■ TASK TO COMPLETE:
Return every line below in which "structure" appears.

■ DATASET EXCERPTS:
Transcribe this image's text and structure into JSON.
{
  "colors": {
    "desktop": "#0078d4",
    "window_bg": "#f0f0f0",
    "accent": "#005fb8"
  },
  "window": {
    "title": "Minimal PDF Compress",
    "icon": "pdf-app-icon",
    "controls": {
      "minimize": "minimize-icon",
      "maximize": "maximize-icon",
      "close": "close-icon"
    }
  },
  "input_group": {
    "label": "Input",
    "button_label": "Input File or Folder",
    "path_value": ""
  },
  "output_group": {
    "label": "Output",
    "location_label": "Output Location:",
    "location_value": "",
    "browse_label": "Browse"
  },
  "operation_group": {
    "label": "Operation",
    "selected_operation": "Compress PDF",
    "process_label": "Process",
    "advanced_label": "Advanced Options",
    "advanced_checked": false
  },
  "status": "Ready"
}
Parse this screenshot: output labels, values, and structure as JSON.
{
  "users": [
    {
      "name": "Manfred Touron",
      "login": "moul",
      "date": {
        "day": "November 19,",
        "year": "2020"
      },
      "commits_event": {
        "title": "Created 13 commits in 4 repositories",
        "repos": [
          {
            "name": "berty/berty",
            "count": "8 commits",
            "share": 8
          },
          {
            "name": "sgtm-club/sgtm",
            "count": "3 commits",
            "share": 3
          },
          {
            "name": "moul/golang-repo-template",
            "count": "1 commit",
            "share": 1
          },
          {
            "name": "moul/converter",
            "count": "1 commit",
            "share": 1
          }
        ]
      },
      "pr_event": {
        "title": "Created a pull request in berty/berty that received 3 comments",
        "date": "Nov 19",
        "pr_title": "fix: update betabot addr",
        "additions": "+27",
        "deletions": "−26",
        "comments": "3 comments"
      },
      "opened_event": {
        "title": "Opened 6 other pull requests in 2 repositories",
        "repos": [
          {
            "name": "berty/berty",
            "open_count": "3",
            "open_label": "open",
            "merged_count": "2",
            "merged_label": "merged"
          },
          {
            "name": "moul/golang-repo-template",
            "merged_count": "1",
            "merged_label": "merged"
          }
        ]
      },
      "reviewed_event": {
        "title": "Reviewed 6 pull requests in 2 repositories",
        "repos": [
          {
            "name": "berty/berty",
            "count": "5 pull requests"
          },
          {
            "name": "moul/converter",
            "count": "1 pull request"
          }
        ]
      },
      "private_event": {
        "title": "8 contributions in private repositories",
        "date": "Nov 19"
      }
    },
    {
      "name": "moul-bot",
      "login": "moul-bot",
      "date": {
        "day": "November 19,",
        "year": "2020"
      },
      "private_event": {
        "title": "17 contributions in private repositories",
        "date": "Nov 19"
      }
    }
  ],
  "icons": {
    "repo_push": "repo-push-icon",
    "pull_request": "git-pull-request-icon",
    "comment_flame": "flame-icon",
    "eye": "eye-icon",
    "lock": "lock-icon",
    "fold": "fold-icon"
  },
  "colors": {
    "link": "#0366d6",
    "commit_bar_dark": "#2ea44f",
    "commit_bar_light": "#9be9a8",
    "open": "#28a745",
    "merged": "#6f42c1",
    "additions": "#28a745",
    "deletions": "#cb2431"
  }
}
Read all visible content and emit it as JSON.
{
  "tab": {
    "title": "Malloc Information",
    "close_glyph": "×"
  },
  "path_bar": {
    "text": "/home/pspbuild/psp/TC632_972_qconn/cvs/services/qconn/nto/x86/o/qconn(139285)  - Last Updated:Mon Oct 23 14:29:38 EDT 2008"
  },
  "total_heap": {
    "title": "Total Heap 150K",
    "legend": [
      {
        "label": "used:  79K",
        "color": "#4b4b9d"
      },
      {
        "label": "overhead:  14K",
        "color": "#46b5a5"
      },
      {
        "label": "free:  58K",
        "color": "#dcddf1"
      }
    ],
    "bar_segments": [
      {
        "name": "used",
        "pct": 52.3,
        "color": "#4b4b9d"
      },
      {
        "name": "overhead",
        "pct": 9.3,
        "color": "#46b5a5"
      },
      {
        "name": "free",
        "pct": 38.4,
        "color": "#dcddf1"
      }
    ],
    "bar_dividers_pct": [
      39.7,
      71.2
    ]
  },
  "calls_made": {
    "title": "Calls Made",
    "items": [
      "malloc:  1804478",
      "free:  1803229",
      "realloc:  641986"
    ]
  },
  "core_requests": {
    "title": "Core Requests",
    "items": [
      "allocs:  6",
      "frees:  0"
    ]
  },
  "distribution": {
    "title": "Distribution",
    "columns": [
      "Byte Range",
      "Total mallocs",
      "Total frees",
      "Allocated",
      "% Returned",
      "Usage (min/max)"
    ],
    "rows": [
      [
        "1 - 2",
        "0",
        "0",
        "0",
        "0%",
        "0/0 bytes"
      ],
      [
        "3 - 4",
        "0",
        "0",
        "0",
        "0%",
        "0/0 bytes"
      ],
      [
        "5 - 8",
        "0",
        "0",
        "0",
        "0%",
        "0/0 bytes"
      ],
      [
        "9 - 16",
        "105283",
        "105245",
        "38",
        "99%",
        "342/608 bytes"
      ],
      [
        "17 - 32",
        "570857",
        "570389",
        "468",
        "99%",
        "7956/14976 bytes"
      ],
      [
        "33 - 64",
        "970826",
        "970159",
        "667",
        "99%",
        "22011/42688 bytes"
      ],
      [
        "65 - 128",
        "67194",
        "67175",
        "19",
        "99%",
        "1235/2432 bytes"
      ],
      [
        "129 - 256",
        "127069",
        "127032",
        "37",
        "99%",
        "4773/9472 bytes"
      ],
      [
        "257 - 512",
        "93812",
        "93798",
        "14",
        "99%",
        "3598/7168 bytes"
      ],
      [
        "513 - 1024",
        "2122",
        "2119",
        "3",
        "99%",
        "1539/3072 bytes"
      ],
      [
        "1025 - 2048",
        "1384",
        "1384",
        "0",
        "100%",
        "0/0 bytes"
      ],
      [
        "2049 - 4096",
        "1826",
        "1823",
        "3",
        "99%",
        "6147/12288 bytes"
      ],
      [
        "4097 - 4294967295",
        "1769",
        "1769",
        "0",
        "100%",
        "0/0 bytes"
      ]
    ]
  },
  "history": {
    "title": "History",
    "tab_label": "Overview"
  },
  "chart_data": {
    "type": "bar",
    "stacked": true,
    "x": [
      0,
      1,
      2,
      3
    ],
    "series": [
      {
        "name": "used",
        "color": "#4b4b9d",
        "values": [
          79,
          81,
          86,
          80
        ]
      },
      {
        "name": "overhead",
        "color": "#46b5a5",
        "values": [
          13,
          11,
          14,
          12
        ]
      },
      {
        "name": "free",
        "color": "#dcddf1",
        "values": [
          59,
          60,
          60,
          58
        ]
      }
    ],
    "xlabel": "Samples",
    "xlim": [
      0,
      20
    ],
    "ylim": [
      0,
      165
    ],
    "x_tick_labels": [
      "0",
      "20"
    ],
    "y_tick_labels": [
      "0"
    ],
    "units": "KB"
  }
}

■ RESULT OF THIS EXERCISE:
Transcribe this image's text and structure into JSON.
Parse this screenshot: output labels, values, and structure as JSON.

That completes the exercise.